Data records
___

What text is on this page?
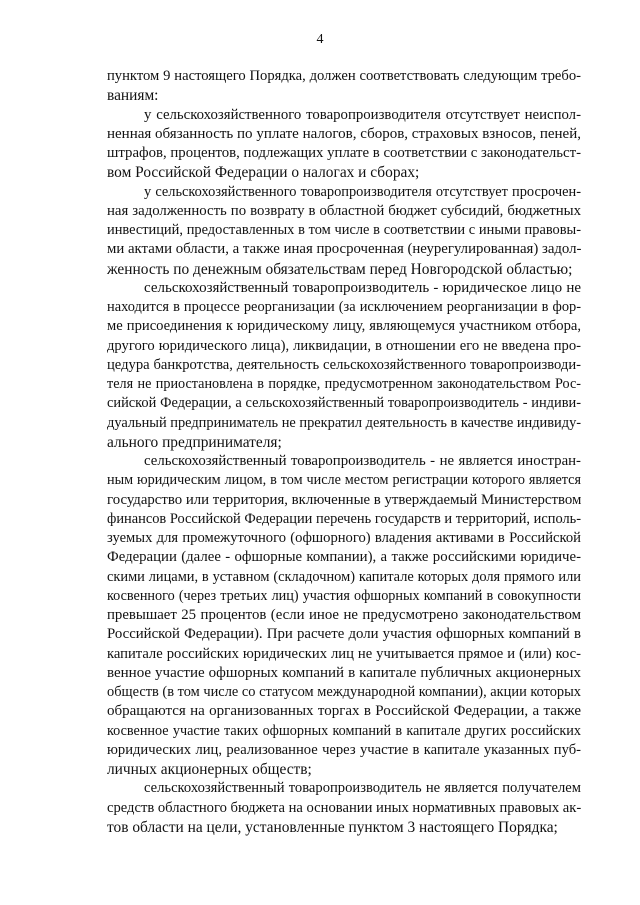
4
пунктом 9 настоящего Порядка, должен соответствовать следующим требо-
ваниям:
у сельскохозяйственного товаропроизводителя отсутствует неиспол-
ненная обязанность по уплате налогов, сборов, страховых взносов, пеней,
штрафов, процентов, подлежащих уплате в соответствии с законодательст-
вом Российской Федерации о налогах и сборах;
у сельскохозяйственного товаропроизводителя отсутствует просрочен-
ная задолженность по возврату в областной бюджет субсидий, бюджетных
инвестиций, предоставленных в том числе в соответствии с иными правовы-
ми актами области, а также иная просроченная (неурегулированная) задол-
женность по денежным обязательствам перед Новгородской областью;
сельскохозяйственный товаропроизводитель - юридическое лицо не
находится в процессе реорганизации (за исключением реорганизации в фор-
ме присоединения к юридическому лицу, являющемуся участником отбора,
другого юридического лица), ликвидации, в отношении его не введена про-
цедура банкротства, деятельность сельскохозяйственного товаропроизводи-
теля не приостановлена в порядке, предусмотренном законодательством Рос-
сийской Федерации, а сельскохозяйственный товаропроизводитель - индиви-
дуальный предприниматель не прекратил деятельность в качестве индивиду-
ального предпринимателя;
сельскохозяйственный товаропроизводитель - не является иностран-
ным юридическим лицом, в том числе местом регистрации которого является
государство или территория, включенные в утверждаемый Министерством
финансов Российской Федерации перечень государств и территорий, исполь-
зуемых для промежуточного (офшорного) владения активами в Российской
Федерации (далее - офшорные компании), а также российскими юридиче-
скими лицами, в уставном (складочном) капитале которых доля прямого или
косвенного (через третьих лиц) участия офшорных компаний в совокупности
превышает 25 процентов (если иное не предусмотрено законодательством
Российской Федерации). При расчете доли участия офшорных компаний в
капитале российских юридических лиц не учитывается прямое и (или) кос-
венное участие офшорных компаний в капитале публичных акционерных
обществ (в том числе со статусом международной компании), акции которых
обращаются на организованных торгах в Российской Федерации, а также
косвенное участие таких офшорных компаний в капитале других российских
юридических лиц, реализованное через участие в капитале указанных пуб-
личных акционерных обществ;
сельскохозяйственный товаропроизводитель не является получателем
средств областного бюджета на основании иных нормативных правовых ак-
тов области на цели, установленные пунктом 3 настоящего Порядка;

___

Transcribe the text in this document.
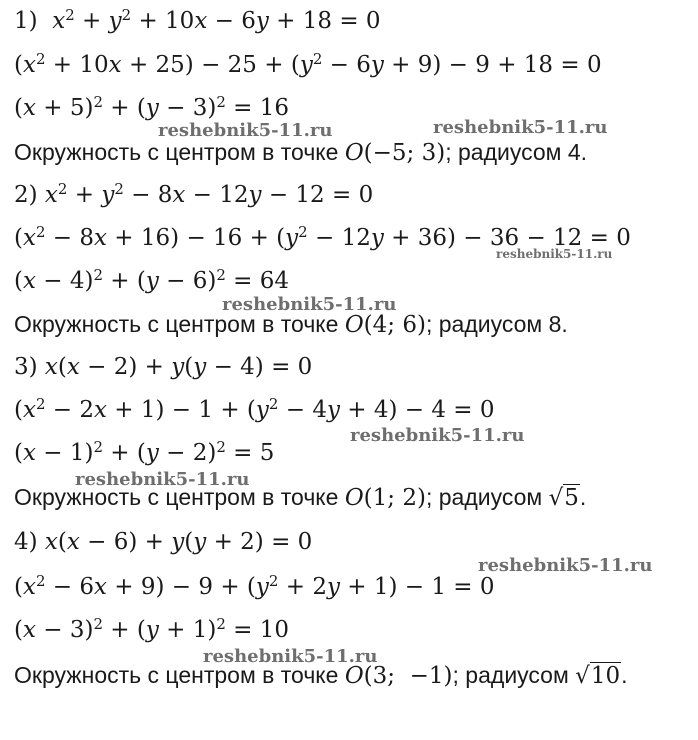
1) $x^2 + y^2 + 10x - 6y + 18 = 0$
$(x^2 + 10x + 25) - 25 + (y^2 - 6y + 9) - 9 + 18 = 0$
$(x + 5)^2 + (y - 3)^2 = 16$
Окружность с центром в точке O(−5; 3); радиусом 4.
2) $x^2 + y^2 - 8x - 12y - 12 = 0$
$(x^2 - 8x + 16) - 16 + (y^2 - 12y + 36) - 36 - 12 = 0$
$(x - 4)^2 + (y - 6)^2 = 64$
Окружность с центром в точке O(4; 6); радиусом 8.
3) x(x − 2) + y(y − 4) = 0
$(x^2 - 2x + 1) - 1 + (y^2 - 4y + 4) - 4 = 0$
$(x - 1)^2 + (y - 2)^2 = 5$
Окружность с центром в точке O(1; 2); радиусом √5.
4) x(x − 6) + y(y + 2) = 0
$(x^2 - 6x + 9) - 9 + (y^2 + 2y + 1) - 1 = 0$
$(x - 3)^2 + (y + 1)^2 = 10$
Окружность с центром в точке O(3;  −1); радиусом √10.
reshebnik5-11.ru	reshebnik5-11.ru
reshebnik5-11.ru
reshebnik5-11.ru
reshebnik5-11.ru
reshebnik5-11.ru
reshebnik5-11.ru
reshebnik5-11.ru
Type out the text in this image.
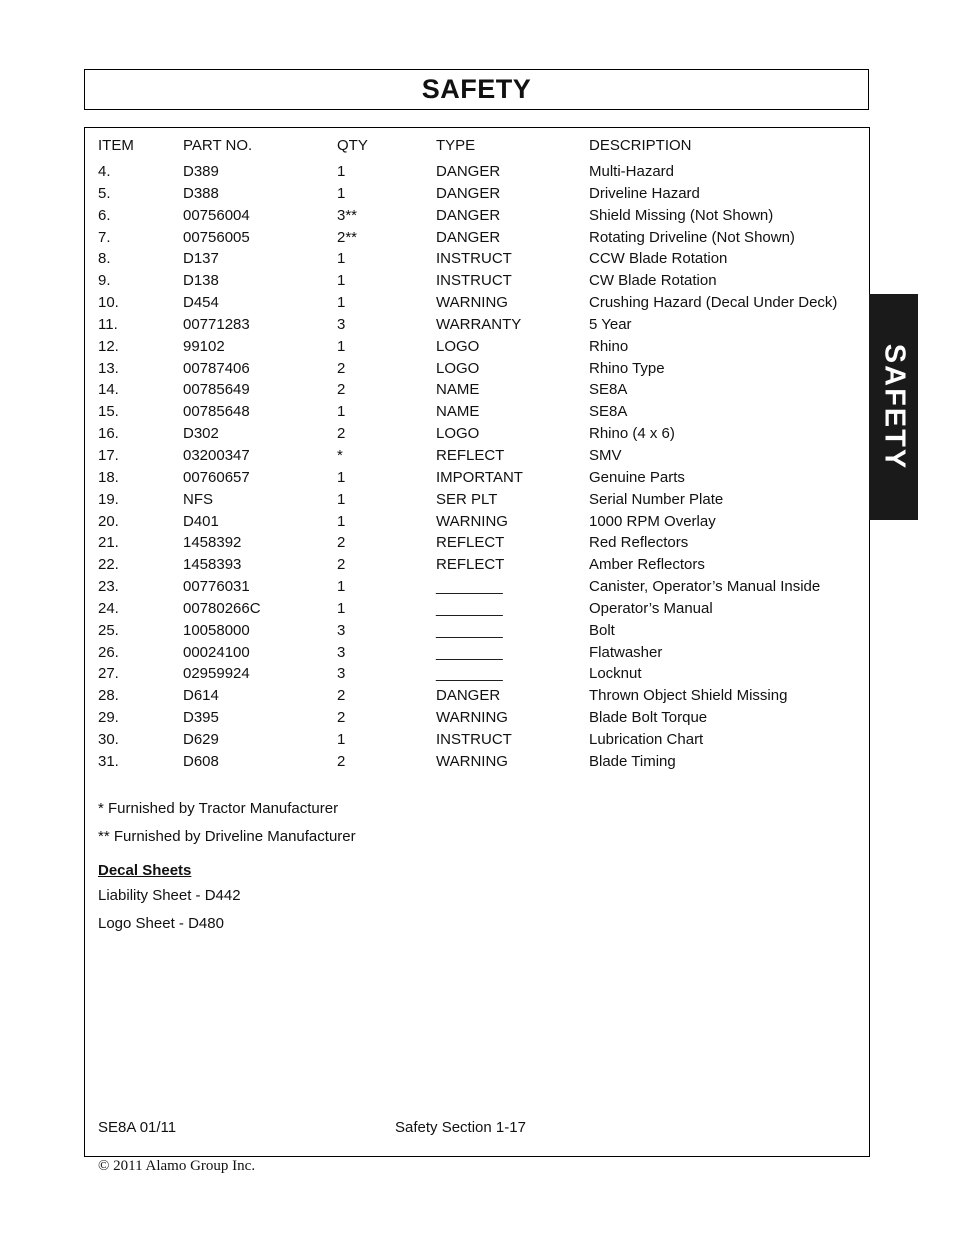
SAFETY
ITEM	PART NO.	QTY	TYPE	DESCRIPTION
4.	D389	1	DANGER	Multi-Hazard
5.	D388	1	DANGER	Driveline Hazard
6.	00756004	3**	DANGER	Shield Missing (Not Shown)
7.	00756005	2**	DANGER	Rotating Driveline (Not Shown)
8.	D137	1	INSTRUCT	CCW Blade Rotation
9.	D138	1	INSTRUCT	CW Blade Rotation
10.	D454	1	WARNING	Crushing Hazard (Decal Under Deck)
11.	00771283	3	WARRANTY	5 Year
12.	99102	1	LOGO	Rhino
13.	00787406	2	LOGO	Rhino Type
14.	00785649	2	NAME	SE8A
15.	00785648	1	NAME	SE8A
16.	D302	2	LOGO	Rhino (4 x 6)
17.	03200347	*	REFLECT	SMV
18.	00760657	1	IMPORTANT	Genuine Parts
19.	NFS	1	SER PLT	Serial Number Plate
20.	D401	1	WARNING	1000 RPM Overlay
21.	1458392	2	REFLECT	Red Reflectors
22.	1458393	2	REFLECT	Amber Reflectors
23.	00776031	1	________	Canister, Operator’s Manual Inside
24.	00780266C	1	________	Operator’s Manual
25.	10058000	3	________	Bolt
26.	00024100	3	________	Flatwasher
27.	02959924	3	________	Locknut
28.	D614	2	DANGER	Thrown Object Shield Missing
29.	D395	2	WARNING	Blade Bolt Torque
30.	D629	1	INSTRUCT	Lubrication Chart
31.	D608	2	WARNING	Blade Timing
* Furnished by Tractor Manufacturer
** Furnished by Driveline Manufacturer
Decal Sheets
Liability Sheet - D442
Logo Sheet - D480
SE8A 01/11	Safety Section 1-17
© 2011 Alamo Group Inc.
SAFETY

___

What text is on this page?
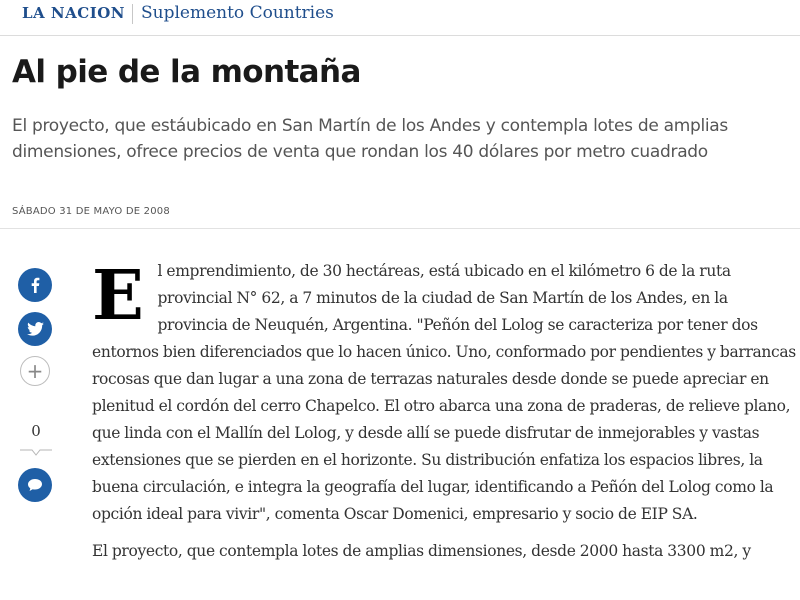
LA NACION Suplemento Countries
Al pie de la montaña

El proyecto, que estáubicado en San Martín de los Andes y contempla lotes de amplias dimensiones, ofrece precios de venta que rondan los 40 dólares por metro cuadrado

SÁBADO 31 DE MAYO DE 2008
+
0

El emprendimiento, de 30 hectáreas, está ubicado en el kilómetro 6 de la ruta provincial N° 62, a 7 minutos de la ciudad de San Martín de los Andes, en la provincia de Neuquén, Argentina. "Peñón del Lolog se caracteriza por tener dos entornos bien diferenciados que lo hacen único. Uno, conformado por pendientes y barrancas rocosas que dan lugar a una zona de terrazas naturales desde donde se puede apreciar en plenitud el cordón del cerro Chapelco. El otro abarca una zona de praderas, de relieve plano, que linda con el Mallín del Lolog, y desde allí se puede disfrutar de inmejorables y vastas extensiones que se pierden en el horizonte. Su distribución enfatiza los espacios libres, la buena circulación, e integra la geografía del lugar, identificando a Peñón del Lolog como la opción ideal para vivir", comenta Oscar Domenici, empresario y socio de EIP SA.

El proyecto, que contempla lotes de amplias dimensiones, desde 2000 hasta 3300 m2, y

___

WHAT NEEDS TO BE DONE » From the data, collect all lines where the string "text" appears.

RESULT OF THE TASK »
What text is on this page?
Transcribe the text in this document.
Type out the text in this image.
What text is on this page?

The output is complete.